[Problems to work on]
a - In the compact_str audit, what are the three variants of CompactString?
b - Transcribe the compact_str audit starting with "compact_str 0.9.0 is" and going on through "I/O. No findings.".

[Given text]
((
Audit · compact_str@0.9.0

cargo : compact_str @ 0.9.0

PE Patrick Elsen signed 2026-05-27 published 2026-05-27

Claims

datastructure-impl-boundsdatastructure-impl-correctdatastructure-impl-safedatastructure-impl-testedhas-binarieshas-build-exechas-fuzz-testshas-install-exechas-integration-testshas-property-testshas-unit-testsimpl-algorithmimpl-concurrencyimpl-cryptoimpl-datastructureimpl-interpreterimpl-jitimpl-parserimpl-protocolis-benignunsafe-documentedunsafe-minimalunsafe-safeunsafe-testeduses-concurrencyuses-cryptouses-environmentuses-execuses-filesystemuses-interpreteruses-jituses-networkuses-unsafe

Summary

compact_str 0.9.0 is a no_std crate providing CompactString, a String-sized small-string-optimised type with three variants (inline, heap, &'static str). Heavy unsafe (~165 blocks) is locally justified, fully documented, and exercised by proptest + quickcheck under miri plus libfuzzer/AFL/honggfuzz harnesses. No build scripts, proc-macros, binaries, or system I/O. No findings.
))
[Supplied data]
((
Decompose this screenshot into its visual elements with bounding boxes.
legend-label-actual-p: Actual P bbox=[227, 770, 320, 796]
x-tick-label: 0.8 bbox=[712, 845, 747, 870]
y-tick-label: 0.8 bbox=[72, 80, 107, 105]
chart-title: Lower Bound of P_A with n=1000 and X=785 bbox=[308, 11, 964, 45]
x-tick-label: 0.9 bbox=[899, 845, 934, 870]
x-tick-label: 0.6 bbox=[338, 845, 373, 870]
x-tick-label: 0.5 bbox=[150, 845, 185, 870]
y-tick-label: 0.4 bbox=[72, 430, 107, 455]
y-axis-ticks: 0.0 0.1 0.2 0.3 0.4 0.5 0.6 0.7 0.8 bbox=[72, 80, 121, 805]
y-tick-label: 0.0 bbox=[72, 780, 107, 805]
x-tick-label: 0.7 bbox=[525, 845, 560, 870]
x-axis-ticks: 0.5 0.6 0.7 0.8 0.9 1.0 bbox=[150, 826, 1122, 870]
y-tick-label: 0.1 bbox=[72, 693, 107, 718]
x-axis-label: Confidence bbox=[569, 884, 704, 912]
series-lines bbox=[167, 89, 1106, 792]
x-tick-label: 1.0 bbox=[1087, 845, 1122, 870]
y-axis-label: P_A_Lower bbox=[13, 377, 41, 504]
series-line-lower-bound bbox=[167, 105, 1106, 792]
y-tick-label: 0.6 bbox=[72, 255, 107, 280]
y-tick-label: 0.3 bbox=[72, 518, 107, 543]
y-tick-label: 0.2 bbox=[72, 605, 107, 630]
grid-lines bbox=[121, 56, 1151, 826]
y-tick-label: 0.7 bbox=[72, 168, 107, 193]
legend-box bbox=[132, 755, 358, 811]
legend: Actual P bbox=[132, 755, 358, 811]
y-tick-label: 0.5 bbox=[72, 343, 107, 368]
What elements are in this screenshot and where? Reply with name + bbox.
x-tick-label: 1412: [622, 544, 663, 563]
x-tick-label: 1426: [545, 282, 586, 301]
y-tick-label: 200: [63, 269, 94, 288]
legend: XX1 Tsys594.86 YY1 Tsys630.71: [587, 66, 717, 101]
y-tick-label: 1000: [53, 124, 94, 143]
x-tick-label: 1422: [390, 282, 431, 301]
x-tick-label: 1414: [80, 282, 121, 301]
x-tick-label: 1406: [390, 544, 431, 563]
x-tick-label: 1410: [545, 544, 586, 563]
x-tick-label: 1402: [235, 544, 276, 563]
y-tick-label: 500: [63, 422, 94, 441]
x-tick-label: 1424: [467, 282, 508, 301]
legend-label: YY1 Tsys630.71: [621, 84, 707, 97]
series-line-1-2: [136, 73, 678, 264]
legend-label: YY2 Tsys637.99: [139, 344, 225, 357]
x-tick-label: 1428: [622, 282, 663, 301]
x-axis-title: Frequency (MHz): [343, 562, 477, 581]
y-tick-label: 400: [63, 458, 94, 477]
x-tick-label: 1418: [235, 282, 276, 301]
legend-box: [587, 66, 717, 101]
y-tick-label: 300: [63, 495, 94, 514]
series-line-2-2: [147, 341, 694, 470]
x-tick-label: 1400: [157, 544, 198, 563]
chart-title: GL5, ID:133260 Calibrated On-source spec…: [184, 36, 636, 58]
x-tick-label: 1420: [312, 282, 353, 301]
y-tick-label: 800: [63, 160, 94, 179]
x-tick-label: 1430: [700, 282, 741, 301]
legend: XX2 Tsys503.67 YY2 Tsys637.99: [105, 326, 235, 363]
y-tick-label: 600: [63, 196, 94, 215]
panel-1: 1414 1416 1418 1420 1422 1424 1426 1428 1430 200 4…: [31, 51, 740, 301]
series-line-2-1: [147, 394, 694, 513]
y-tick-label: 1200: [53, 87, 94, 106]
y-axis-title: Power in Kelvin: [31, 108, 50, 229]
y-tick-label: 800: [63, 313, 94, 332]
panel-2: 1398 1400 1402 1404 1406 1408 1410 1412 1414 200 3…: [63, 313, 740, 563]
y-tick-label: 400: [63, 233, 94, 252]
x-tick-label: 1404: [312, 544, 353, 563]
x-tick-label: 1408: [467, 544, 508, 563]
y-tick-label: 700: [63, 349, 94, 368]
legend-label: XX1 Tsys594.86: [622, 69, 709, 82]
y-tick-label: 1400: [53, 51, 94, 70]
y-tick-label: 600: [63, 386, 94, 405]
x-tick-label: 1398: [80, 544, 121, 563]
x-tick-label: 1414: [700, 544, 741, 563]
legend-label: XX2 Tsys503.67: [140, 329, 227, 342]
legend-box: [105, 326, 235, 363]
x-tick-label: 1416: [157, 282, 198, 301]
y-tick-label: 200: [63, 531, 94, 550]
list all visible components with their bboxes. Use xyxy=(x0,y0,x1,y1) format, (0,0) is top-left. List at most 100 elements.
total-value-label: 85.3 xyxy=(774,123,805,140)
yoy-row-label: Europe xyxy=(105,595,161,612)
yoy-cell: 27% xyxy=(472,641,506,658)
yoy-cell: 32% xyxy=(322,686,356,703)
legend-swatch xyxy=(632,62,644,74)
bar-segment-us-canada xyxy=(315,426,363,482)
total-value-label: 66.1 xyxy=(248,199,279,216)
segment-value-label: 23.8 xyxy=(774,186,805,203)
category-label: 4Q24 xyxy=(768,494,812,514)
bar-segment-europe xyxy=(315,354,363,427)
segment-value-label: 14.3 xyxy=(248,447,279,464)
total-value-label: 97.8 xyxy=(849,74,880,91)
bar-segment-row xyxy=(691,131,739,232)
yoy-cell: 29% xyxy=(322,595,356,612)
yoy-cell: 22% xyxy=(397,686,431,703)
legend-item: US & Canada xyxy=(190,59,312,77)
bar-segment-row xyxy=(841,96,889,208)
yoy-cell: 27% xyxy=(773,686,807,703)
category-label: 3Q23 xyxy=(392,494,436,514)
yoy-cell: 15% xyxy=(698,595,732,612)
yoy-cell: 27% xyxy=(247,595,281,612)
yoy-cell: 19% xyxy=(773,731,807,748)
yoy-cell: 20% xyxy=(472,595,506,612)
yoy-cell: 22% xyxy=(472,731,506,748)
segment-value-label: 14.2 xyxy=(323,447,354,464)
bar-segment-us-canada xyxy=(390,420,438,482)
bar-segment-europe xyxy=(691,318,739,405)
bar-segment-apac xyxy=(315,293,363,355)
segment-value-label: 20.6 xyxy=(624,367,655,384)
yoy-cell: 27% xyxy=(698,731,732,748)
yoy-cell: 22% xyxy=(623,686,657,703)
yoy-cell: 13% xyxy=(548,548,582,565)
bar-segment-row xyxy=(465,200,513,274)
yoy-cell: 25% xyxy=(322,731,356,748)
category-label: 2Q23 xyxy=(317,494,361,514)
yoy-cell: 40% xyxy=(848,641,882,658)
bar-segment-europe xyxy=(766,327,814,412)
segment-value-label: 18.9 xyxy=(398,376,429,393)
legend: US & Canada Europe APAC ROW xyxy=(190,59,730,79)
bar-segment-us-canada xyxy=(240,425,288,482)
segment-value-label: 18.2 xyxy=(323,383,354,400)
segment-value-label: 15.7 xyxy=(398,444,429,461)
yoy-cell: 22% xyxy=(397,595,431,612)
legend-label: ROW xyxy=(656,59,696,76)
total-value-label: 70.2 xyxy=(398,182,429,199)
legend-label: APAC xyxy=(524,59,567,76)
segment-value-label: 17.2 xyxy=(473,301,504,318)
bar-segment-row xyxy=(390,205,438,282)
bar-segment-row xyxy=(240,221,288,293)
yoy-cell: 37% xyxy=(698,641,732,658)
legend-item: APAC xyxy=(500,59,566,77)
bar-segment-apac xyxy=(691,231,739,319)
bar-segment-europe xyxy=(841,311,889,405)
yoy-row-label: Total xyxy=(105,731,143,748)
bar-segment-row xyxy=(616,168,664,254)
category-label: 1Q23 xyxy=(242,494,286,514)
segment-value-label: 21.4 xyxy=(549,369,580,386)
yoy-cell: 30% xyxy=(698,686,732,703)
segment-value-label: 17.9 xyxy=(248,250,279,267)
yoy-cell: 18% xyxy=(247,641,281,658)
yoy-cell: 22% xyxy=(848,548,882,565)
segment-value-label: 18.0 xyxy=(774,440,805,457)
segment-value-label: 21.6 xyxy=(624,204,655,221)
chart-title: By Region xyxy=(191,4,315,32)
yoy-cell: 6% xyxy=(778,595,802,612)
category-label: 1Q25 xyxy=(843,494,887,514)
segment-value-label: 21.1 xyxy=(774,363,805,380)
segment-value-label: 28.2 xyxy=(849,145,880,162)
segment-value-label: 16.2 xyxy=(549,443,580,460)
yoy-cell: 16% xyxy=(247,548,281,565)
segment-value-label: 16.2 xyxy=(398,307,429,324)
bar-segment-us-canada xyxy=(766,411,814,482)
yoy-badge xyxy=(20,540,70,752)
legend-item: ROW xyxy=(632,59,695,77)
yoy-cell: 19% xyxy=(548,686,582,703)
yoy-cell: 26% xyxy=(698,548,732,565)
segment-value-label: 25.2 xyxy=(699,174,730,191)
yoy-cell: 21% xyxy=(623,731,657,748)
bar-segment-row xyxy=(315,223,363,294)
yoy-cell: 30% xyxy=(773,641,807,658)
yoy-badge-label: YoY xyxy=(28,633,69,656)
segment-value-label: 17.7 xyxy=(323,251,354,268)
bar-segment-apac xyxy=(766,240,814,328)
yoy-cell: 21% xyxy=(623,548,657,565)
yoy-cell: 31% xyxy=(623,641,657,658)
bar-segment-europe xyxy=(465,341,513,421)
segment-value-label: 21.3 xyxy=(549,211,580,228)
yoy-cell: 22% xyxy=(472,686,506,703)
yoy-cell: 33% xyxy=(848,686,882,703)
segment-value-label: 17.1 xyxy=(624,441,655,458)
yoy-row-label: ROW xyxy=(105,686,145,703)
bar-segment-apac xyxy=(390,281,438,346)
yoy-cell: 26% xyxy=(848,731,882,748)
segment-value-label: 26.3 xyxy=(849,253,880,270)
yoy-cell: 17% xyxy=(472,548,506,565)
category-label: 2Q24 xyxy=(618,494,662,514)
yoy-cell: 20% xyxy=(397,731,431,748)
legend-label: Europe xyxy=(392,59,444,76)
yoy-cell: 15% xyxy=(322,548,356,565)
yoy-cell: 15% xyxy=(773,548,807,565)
))
[Results by task]
a - Inline, heap, and &'static str.

b -
compact_str 0.9.0 is a no_std crate providing CompactString, a String-sized small-string-optimised type with three variants (inline, heap, &'static str). Heavy unsafe (~165 blocks) is locally justified, fully documented, and exercised by proptest + quickcheck under miri plus libfuzzer/AFL/honggfuzz harnesses. No build scripts, proc-macros, binaries, or system I/O. No findings.